WHAT IS REQUIRED
Every line below is to be copied exactly, with the pictures left out.
§ §
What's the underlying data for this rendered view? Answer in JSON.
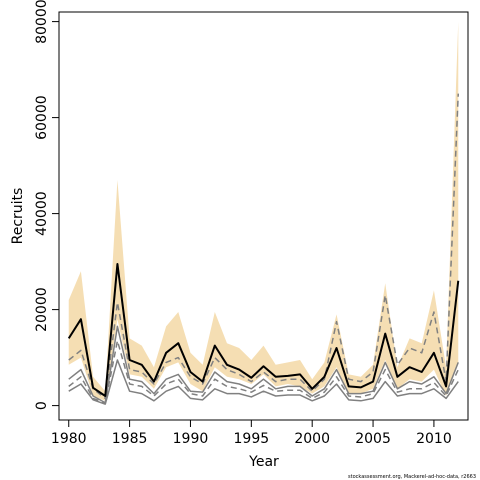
{
  "chart_data": {
    "type": "line",
    "title": "",
    "xlabel": "Year",
    "ylabel": "Recruits",
    "credit": "stockassessment.org, Mackerel-ad-hoc-data, r2663",
    "xlim": [
      1979.2,
      2012.8
    ],
    "ylim": [
      -3000,
      82000
    ],
    "xticks": [
      1980,
      1985,
      1990,
      1995,
      2000,
      2005,
      2010
    ],
    "yticks": [
      0,
      20000,
      40000,
      60000,
      80000
    ],
    "x": [
      1980,
      1981,
      1982,
      1983,
      1984,
      1985,
      1986,
      1987,
      1988,
      1989,
      1990,
      1991,
      1992,
      1993,
      1994,
      1995,
      1996,
      1997,
      1998,
      1999,
      2000,
      2001,
      2002,
      2003,
      2004,
      2005,
      2006,
      2007,
      2008,
      2009,
      2010,
      2011,
      2012
    ],
    "series": [
      {
        "role": "ci-band-upper",
        "values": [
          22000,
          28000,
          6000,
          3000,
          47000,
          14000,
          12500,
          8000,
          16500,
          19500,
          11000,
          8500,
          19500,
          13000,
          12000,
          9500,
          12500,
          8500,
          9000,
          9500,
          5500,
          9000,
          19000,
          6500,
          6000,
          8500,
          25500,
          8000,
          14000,
          13000,
          24000,
          8000,
          80000
        ]
      },
      {
        "role": "ci-band-lower",
        "values": [
          8500,
          10000,
          2000,
          1000,
          18000,
          6500,
          6000,
          3500,
          8000,
          9000,
          4500,
          3000,
          8000,
          6000,
          5500,
          4500,
          6500,
          4000,
          4500,
          4000,
          2500,
          4000,
          8000,
          2500,
          2500,
          3500,
          9500,
          3500,
          5500,
          5000,
          7500,
          2000,
          9000
        ]
      },
      {
        "role": "estimate",
        "values": [
          14000,
          18000,
          3700,
          2000,
          29500,
          9500,
          8500,
          5000,
          11000,
          13000,
          7000,
          5000,
          12500,
          8500,
          7500,
          5800,
          8200,
          6000,
          6200,
          6500,
          3500,
          6000,
          12000,
          4000,
          3800,
          5000,
          15000,
          6000,
          8000,
          7000,
          11000,
          4000,
          26000
        ]
      },
      {
        "role": "grey-upper",
        "values": [
          5500,
          7500,
          2000,
          600,
          16500,
          5500,
          5000,
          2500,
          5500,
          6500,
          3000,
          2800,
          7000,
          5000,
          4500,
          3500,
          5500,
          3500,
          4000,
          4000,
          2000,
          3500,
          7500,
          2500,
          2500,
          3000,
          9000,
          3500,
          5000,
          4500,
          6000,
          2500,
          9000
        ]
      },
      {
        "role": "grey-lower",
        "values": [
          3000,
          4500,
          1200,
          300,
          9500,
          3000,
          2500,
          1000,
          3000,
          4000,
          1500,
          1200,
          3500,
          2500,
          2500,
          1800,
          3000,
          2000,
          2200,
          2200,
          1000,
          2000,
          4500,
          1200,
          1000,
          1500,
          5000,
          2000,
          2500,
          2500,
          3500,
          1500,
          5000
        ]
      },
      {
        "role": "grey-dashed-upper",
        "values": [
          9500,
          11500,
          3500,
          1500,
          21500,
          7500,
          7000,
          4500,
          9000,
          10000,
          6000,
          4500,
          10000,
          7500,
          6500,
          5000,
          7000,
          5000,
          5500,
          5500,
          3000,
          5500,
          17500,
          5500,
          5000,
          7000,
          23000,
          8500,
          12000,
          11000,
          19500,
          5000,
          65000
        ]
      },
      {
        "role": "grey-dashed-lower",
        "values": [
          4000,
          6000,
          1500,
          500,
          13500,
          4500,
          4000,
          2000,
          4500,
          5500,
          2500,
          2000,
          5500,
          4000,
          3500,
          2800,
          4200,
          3000,
          3200,
          3200,
          1500,
          2800,
          6000,
          2000,
          1800,
          2500,
          7500,
          2800,
          3500,
          3500,
          4800,
          2000,
          7500
        ]
      }
    ],
    "colors": {
      "band": "#f5deb3",
      "estimate": "#000000",
      "grey": "#808080",
      "axis": "#000000"
    },
    "grid": false,
    "legend": "none"
  }
}
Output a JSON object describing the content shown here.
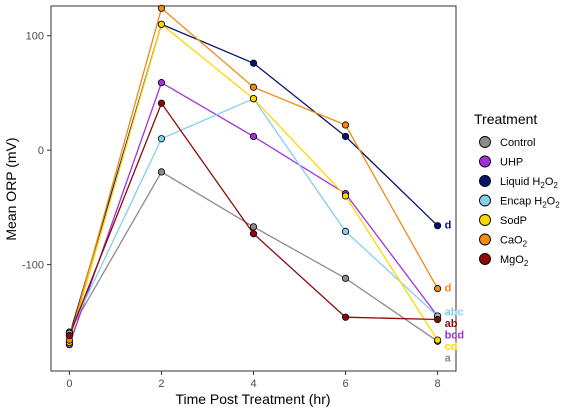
{
  "chart_data": {
    "type": "line",
    "xlabel": "Time Post Treatment (hr)",
    "ylabel": "Mean ORP (mV)",
    "x": [
      0,
      2,
      4,
      6,
      8
    ],
    "x_ticks": [
      "0",
      "2",
      "4",
      "6",
      "8"
    ],
    "y_ticks": [
      -100,
      0,
      100
    ],
    "y_tick_labels": [
      "-100",
      "0",
      "100"
    ],
    "xlim": [
      -0.4,
      8.4
    ],
    "ylim": [
      -193,
      126
    ],
    "grid": false,
    "legend": {
      "title": "Treatment",
      "position": "right"
    },
    "series": [
      {
        "name": "Control",
        "name_main": "Control",
        "name_sub": "",
        "name_tail": "",
        "color": "#8c8c8c",
        "values": [
          -159,
          -19,
          -67,
          -112,
          -167
        ],
        "letter": "a",
        "letter_y": -181
      },
      {
        "name": "UHP",
        "name_main": "UHP",
        "name_sub": "",
        "name_tail": "",
        "color": "#a032dc",
        "values": [
          -170,
          59,
          12,
          -38,
          -145
        ],
        "letter": "bcd",
        "letter_y": -161
      },
      {
        "name": "Liquid H2O2",
        "name_main": "Liquid H",
        "name_sub": "2",
        "name_tail": "O",
        "name_sub2": "2",
        "color": "#0a1470",
        "values": [
          -162,
          110,
          76,
          12,
          -66
        ],
        "letter": "d",
        "letter_y": -65
      },
      {
        "name": "Encap H2O2",
        "name_main": "Encap H",
        "name_sub": "2",
        "name_tail": "O",
        "name_sub2": "2",
        "color": "#87ceeb",
        "values": [
          -160,
          10,
          45,
          -71,
          -145
        ],
        "letter": "abc",
        "letter_y": -141
      },
      {
        "name": "SodP",
        "name_main": "SodP",
        "name_sub": "",
        "name_tail": "",
        "color": "#ffd700",
        "values": [
          -168,
          110,
          45,
          -40,
          -166
        ],
        "letter": "cd",
        "letter_y": -171
      },
      {
        "name": "CaO2",
        "name_main": "CaO",
        "name_sub": "2",
        "name_tail": "",
        "color": "#f08a10",
        "values": [
          -166,
          124,
          55,
          22,
          -121
        ],
        "letter": "d",
        "letter_y": -120
      },
      {
        "name": "MgO2",
        "name_main": "MgO",
        "name_sub": "2",
        "name_tail": "",
        "color": "#8b0a0a",
        "values": [
          -162,
          41,
          -73,
          -146,
          -148
        ],
        "letter": "ab",
        "letter_y": -151
      }
    ]
  }
}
§ §
TASK SOLUTION
What's the underlying data for this rendered view? Answer in JSON.
{
  "chart_data": {
    "type": "line",
    "title": "",
    "xlabel": "Year",
    "ylabel": "Recruits",
    "credit": "stockassessment.org, Mackerel-ad-hoc-data, r2663",
    "xlim": [
      1979.2,
      2012.8
    ],
    "ylim": [
      -3000,
      82000
    ],
    "xticks": [
      1980,
      1985,
      1990,
      1995,
      2000,
      2005,
      2010
    ],
    "yticks": [
      0,
      20000,
      40000,
      60000,
      80000
    ],
    "x": [
      1980,
      1981,
      1982,
      1983,
      1984,
      1985,
      1986,
      1987,
      1988,
      1989,
      1990,
      1991,
      1992,
      1993,
      1994,
      1995,
      1996,
      1997,
      1998,
      1999,
      2000,
      2001,
      2002,
      2003,
      2004,
      2005,
      2006,
      2007,
      2008,
      2009,
      2010,
      2011,
      2012
    ],
    "series": [
      {
        "role": "ci-band-upper",
        "values": [
          22000,
          28000,
          6000,
          3000,
          47000,
          14000,
          12500,
          8000,
          16500,
          19500,
          11000,
          8500,
          19500,
          13000,
          12000,
          9500,
          12500,
          8500,
          9000,
          9500,
          5500,
          9000,
          19000,
          6500,
          6000,
          8500,
          25500,
          8000,
          14000,
          13000,
          24000,
          8000,
          80000
        ]
      },
      {
        "role": "ci-band-lower",
        "values": [
          8500,
          10000,
          2000,
          1000,
          18000,
          6500,
          6000,
          3500,
          8000,
          9000,
          4500,
          3000,
          8000,
          6000,
          5500,
          4500,
          6500,
          4000,
          4500,
          4000,
          2500,
          4000,
          8000,
          2500,
          2500,
          3500,
          9500,
          3500,
          5500,
          5000,
          7500,
          2000,
          9000
        ]
      },
      {
        "role": "estimate",
        "values": [
          14000,
          18000,
          3700,
          2000,
          29500,
          9500,
          8500,
          5000,
          11000,
          13000,
          7000,
          5000,
          12500,
          8500,
          7500,
          5800,
          8200,
          6000,
          6200,
          6500,
          3500,
          6000,
          12000,
          4000,
          3800,
          5000,
          15000,
          6000,
          8000,
          7000,
          11000,
          4000,
          26000
        ]
      },
      {
        "role": "grey-upper",
        "values": [
          5500,
          7500,
          2000,
          600,
          16500,
          5500,
          5000,
          2500,
          5500,
          6500,
          3000,
          2800,
          7000,
          5000,
          4500,
          3500,
          5500,
          3500,
          4000,
          4000,
          2000,
          3500,
          7500,
          2500,
          2500,
          3000,
          9000,
          3500,
          5000,
          4500,
          6000,
          2500,
          9000
        ]
      },
      {
        "role": "grey-lower",
        "values": [
          3000,
          4500,
          1200,
          300,
          9500,
          3000,
          2500,
          1000,
          3000,
          4000,
          1500,
          1200,
          3500,
          2500,
          2500,
          1800,
          3000,
          2000,
          2200,
          2200,
          1000,
          2000,
          4500,
          1200,
          1000,
          1500,
          5000,
          2000,
          2500,
          2500,
          3500,
          1500,
          5000
        ]
      },
      {
        "role": "grey-dashed-upper",
        "values": [
          9500,
          11500,
          3500,
          1500,
          21500,
          7500,
          7000,
          4500,
          9000,
          10000,
          6000,
          4500,
          10000,
          7500,
          6500,
          5000,
          7000,
          5000,
          5500,
          5500,
          3000,
          5500,
          17500,
          5500,
          5000,
          7000,
          23000,
          8500,
          12000,
          11000,
          19500,
          5000,
          65000
        ]
      },
      {
        "role": "grey-dashed-lower",
        "values": [
          4000,
          6000,
          1500,
          500,
          13500,
          4500,
          4000,
          2000,
          4500,
          5500,
          2500,
          2000,
          5500,
          4000,
          3500,
          2800,
          4200,
          3000,
          3200,
          3200,
          1500,
          2800,
          6000,
          2000,
          1800,
          2500,
          7500,
          2800,
          3500,
          3500,
          4800,
          2000,
          7500
        ]
      }
    ],
    "colors": {
      "band": "#f5deb3",
      "estimate": "#000000",
      "grey": "#808080",
      "axis": "#000000"
    },
    "grid": false,
    "legend": "none"
  }
}
Output a JSON object describing the content shown here.
{
  "chart_data": {
    "type": "line",
    "xlabel": "Time Post Treatment (hr)",
    "ylabel": "Mean ORP (mV)",
    "x": [
      0,
      2,
      4,
      6,
      8
    ],
    "x_ticks": [
      "0",
      "2",
      "4",
      "6",
      "8"
    ],
    "y_ticks": [
      -100,
      0,
      100
    ],
    "y_tick_labels": [
      "-100",
      "0",
      "100"
    ],
    "xlim": [
      -0.4,
      8.4
    ],
    "ylim": [
      -193,
      126
    ],
    "grid": false,
    "legend": {
      "title": "Treatment",
      "position": "right"
    },
    "series": [
      {
        "name": "Control",
        "name_main": "Control",
        "name_sub": "",
        "name_tail": "",
        "color": "#8c8c8c",
        "values": [
          -159,
          -19,
          -67,
          -112,
          -167
        ],
        "letter": "a",
        "letter_y": -181
      },
      {
        "name": "UHP",
        "name_main": "UHP",
        "name_sub": "",
        "name_tail": "",
        "color": "#a032dc",
        "values": [
          -170,
          59,
          12,
          -38,
          -145
        ],
        "letter": "bcd",
        "letter_y": -161
      },
      {
        "name": "Liquid H2O2",
        "name_main": "Liquid H",
        "name_sub": "2",
        "name_tail": "O",
        "name_sub2": "2",
        "color": "#0a1470",
        "values": [
          -162,
          110,
          76,
          12,
          -66
        ],
        "letter": "d",
        "letter_y": -65
      },
      {
        "name": "Encap H2O2",
        "name_main": "Encap H",
        "name_sub": "2",
        "name_tail": "O",
        "name_sub2": "2",
        "color": "#87ceeb",
        "values": [
          -160,
          10,
          45,
          -71,
          -145
        ],
        "letter": "abc",
        "letter_y": -141
      },
      {
        "name": "SodP",
        "name_main": "SodP",
        "name_sub": "",
        "name_tail": "",
        "color": "#ffd700",
        "values": [
          -168,
          110,
          45,
          -40,
          -166
        ],
        "letter": "cd",
        "letter_y": -171
      },
      {
        "name": "CaO2",
        "name_main": "CaO",
        "name_sub": "2",
        "name_tail": "",
        "color": "#f08a10",
        "values": [
          -166,
          124,
          55,
          22,
          -121
        ],
        "letter": "d",
        "letter_y": -120
      },
      {
        "name": "MgO2",
        "name_main": "MgO",
        "name_sub": "2",
        "name_tail": "",
        "color": "#8b0a0a",
        "values": [
          -162,
          41,
          -73,
          -146,
          -148
        ],
        "letter": "ab",
        "letter_y": -151
      }
    ]
  }
}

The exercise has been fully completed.